*** SUPPLIED DATA ***
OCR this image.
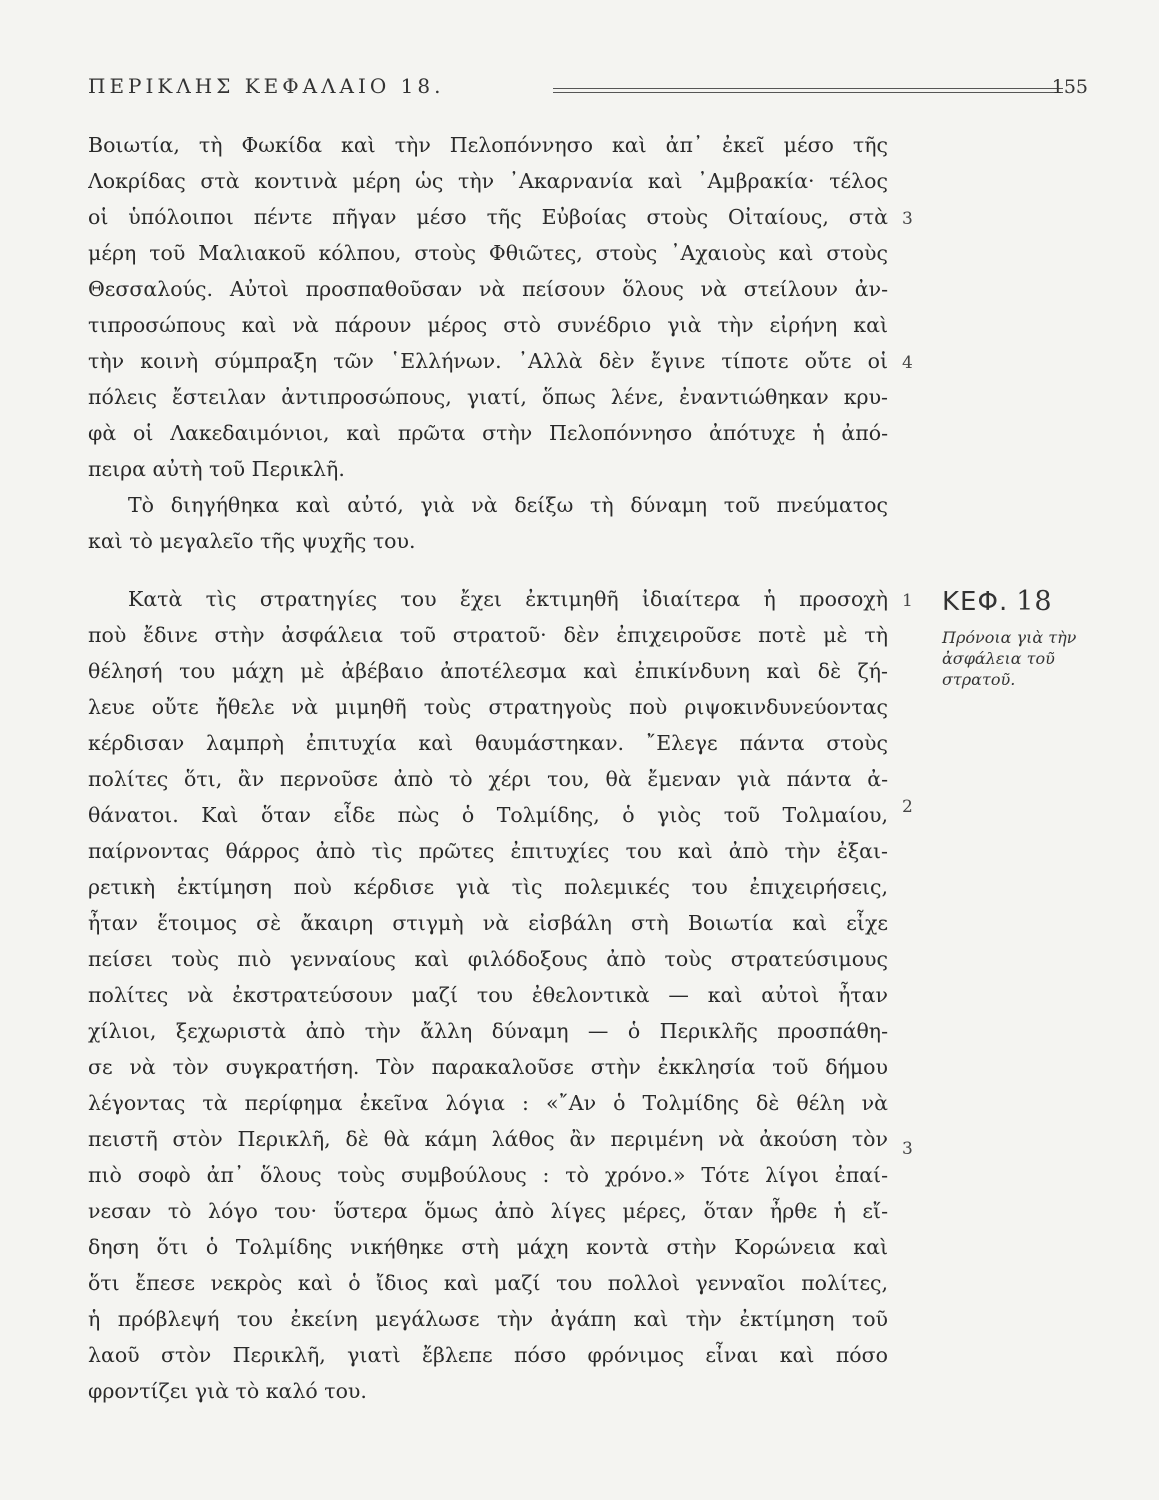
ΠΕΡΙΚΛΗΣ ΚΕΦΑΛΑΙΟ 18.	155
Βοιωτία, τὴ Φωκίδα καὶ τὴν Πελοπόννησο καὶ ἀπ᾽ ἐκεῖ μέσο τῆς
Λοκρίδας στὰ κοντινὰ μέρη ὡς τὴν ᾿Ακαρνανία καὶ ᾿Αμβρακία· τέλος
οἱ ὑπόλοιποι πέντε πῆγαν μέσο τῆς Εὐβοίας στοὺς Οἰταίους, στὰ
μέρη τοῦ Μαλιακοῦ κόλπου, στοὺς Φθιῶτες, στοὺς ᾿Αχαιοὺς καὶ στοὺς
Θεσσαλούς. Αὐτοὶ προσπαθοῦσαν νὰ πείσουν ὅλους νὰ στείλουν ἀν-
τιπροσώπους καὶ νὰ πάρουν μέρος στὸ συνέδριο γιὰ τὴν εἰρήνη καὶ
τὴν κοινὴ σύμπραξη τῶν ῾Ελλήνων. ᾿Αλλὰ δὲν ἔγινε τίποτε οὔτε οἱ
πόλεις ἔστειλαν ἀντιπροσώπους, γιατί, ὅπως λένε, ἐναντιώθηκαν κρυ-
φὰ οἱ Λακεδαιμόνιοι, καὶ πρῶτα στὴν Πελοπόννησο ἀπότυχε ἡ ἀπό-
πειρα αὐτὴ τοῦ Περικλῆ.
Τὸ διηγήθηκα καὶ αὐτό, γιὰ νὰ δείξω τὴ δύναμη τοῦ πνεύματος
καὶ τὸ μεγαλεῖο τῆς ψυχῆς του.
Κατὰ τὶς στρατηγίες του ἔχει ἐκτιμηθῆ ἰδιαίτερα ἡ προσοχὴ
ποὺ ἔδινε στὴν ἀσφάλεια τοῦ στρατοῦ· δὲν ἐπιχειροῦσε ποτὲ μὲ τὴ
θέλησή του μάχη μὲ ἀβέβαιο ἀποτέλεσμα καὶ ἐπικίνδυνη καὶ δὲ ζή-
λευε οὔτε ἤθελε νὰ μιμηθῆ τοὺς στρατηγοὺς ποὺ ριψοκινδυνεύοντας
κέρδισαν λαμπρὴ ἐπιτυχία καὶ θαυμάστηκαν. ῎Ελεγε πάντα στοὺς
πολίτες ὅτι, ἂν περνοῦσε ἀπὸ τὸ χέρι του, θὰ ἔμεναν γιὰ πάντα ἀ-
θάνατοι. Καὶ ὅταν εἶδε πὼς ὁ Τολμίδης, ὁ γιὸς τοῦ Τολμαίου,
παίρνοντας θάρρος ἀπὸ τὶς πρῶτες ἐπιτυχίες του καὶ ἀπὸ τὴν ἐξαι-
ρετικὴ ἐκτίμηση ποὺ κέρδισε γιὰ τὶς πολεμικές του ἐπιχειρήσεις,
ἦταν ἕτοιμος σὲ ἄκαιρη στιγμὴ νὰ εἰσβάλη στὴ Βοιωτία καὶ εἶχε
πείσει τοὺς πιὸ γενναίους καὶ φιλόδοξους ἀπὸ τοὺς στρατεύσιμους
πολίτες νὰ ἐκστρατεύσουν μαζί του ἐθελοντικὰ — καὶ αὐτοὶ ἦταν
χίλιοι, ξεχωριστὰ ἀπὸ τὴν ἄλλη δύναμη — ὁ Περικλῆς προσπάθη-
σε νὰ τὸν συγκρατήση. Τὸν παρακαλοῦσε στὴν ἐκκλησία τοῦ δήμου
λέγοντας τὰ περίφημα ἐκεῖνα λόγια : «῎Αν ὁ Τολμίδης δὲ θέλη νὰ
πειστῆ στὸν Περικλῆ, δὲ θὰ κάμη λάθος ἂν περιμένη νὰ ἀκούση τὸν
πιὸ σοφὸ ἀπ᾽ ὅλους τοὺς συμβούλους : τὸ χρόνο.» Τότε λίγοι ἐπαί-
νεσαν τὸ λόγο του· ὕστερα ὅμως ἀπὸ λίγες μέρες, ὅταν ἦρθε ἡ εἴ-
δηση ὅτι ὁ Τολμίδης νικήθηκε στὴ μάχη κοντὰ στὴν Κορώνεια καὶ
ὅτι ἔπεσε νεκρὸς καὶ ὁ ἴδιος καὶ μαζί του πολλοὶ γενναῖοι πολίτες,
ἡ πρόβλεψή του ἐκείνη μεγάλωσε τὴν ἀγάπη καὶ τὴν ἐκτίμηση τοῦ
λαοῦ στὸν Περικλῆ, γιατὶ ἔβλεπε πόσο φρόνιμος εἶναι καὶ πόσο
φροντίζει γιὰ τὸ καλό του.
3
4
1
2
3
ΚΕΦ. 18
Πρόνοια γιὰ τὴν ἀσφάλεια τοῦ στρατοῦ.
***
Pick out the lines containing the string "ὅλους".

Θεσσαλούς. Αὐτοὶ προσπαθοῦσαν νὰ πείσουν ὅλους νὰ στείλουν ἀν-
πιὸ σοφὸ ἀπ᾽ ὅλους τοὺς συμβούλους : τὸ χρόνο.» Τότε λίγοι ἐπαί-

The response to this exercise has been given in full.